## SET PROBLEM
Your answer should be one number: how many lines of the records hold the string "text".
---------------
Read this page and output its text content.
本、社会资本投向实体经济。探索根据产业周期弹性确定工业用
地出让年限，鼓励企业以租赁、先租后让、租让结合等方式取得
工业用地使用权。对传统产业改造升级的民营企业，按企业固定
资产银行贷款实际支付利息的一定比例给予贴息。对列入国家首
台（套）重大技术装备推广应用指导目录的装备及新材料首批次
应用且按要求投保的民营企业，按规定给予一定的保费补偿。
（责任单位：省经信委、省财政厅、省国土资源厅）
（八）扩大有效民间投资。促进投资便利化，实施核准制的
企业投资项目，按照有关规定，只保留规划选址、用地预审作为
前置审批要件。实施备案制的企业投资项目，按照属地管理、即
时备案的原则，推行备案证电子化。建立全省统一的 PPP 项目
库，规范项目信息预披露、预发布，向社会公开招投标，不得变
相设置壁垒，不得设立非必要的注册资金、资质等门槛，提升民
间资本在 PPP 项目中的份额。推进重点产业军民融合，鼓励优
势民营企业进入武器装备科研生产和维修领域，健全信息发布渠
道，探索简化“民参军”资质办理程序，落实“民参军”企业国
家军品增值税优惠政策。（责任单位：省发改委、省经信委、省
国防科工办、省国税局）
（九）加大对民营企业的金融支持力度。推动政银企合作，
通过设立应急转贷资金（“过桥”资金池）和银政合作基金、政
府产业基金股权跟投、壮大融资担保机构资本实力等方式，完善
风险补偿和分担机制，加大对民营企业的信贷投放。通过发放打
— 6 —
---------------
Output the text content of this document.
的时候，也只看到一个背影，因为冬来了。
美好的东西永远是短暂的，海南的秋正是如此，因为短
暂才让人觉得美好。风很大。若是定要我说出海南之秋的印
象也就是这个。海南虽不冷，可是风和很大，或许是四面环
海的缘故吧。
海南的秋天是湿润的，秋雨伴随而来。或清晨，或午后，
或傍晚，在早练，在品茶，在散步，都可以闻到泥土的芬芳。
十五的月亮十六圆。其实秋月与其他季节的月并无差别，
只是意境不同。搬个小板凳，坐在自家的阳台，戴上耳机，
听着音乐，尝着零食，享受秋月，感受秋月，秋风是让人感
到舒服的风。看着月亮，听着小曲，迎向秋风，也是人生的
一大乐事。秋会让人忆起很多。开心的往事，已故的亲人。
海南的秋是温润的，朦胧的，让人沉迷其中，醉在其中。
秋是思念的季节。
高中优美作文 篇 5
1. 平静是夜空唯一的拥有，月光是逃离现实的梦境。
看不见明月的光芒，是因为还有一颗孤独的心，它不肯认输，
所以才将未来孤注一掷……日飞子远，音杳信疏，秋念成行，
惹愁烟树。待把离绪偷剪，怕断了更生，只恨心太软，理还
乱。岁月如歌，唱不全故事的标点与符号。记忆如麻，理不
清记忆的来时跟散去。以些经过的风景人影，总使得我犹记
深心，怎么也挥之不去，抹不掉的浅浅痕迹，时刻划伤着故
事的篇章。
---------------
## SOLUTION FOR THIS EXERCISE
2